> Written exercise: Set the listing down again in full, word for word, with the pictures left out.
— start of Excerpted records —
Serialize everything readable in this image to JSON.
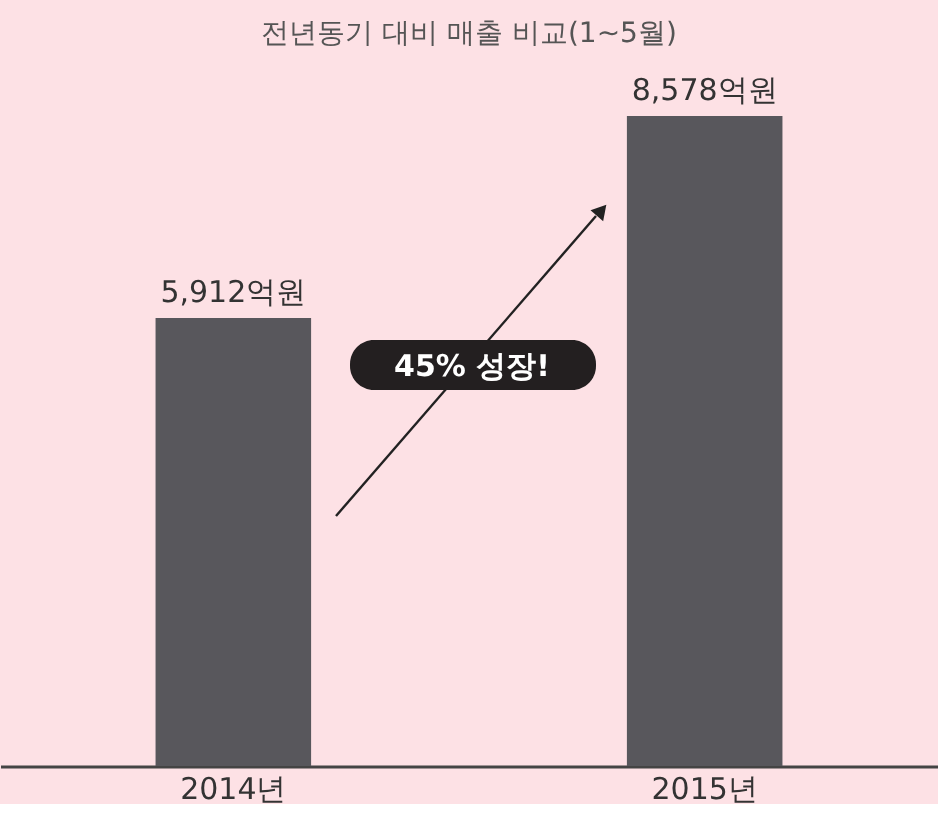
{
  "chart_data": {
    "type": "bar",
    "title": "전년동기 대비 매출 비교(1~5월)",
    "categories": [
      "2014년",
      "2015년"
    ],
    "values": [
      5912,
      8578
    ],
    "value_labels": [
      "5,912억원",
      "8,578억원"
    ],
    "color": "#58575c",
    "tick_labels": "x",
    "annotations": [
      "45% 성장!"
    ]
  }
}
— end of Excerpted records —
> Result below:
Serialize everything readable in this image to JSON.
{
  "chart_data": {
    "type": "bar",
    "title": "전년동기 대비 매출 비교(1~5월)",
    "categories": [
      "2014년",
      "2015년"
    ],
    "values": [
      5912,
      8578
    ],
    "value_labels": [
      "5,912억원",
      "8,578억원"
    ],
    "color": "#58575c",
    "tick_labels": "x",
    "annotations": [
      "45% 성장!"
    ]
  }
}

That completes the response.